§ **Short task**:
Filter the listing below, copying every line in which the word "Digital" appears.

(Data items)
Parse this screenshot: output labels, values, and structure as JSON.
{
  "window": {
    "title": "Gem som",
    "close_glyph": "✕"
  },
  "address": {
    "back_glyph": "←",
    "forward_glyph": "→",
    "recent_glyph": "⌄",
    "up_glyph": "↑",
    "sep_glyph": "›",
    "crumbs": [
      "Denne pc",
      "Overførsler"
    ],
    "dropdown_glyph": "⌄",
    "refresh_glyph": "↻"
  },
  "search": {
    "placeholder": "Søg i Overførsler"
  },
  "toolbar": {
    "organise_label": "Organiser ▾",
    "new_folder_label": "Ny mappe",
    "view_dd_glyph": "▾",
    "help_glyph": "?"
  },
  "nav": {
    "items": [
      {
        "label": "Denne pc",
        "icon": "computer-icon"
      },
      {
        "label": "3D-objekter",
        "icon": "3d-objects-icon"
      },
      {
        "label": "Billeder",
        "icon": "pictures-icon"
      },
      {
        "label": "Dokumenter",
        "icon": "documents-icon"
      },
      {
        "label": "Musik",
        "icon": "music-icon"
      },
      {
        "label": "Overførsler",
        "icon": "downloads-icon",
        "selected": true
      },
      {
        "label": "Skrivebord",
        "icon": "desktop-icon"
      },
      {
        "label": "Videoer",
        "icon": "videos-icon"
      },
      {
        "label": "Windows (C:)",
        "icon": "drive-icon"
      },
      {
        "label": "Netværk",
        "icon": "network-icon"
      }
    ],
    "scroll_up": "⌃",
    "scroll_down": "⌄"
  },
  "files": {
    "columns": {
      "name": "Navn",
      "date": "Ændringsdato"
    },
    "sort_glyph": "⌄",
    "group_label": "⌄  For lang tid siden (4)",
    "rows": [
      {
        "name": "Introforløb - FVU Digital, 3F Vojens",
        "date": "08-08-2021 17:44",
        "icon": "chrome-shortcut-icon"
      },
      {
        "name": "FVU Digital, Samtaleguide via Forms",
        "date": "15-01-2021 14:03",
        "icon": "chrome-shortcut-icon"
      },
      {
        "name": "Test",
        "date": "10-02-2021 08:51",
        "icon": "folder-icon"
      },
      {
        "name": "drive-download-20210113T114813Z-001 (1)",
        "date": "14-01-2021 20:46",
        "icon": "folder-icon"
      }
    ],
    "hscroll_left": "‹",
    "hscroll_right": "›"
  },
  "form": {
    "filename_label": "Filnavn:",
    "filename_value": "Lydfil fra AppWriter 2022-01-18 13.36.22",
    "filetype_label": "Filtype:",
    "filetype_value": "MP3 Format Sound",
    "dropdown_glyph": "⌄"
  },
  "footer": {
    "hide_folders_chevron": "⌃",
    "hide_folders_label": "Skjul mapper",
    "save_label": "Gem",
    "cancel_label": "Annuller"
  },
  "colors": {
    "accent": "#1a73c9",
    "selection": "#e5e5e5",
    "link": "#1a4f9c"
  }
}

§ **Task response**:
        "name": "Introforløb - FVU Digital, 3F Vojens",
        "name": "FVU Digital, Samtaleguide via Forms",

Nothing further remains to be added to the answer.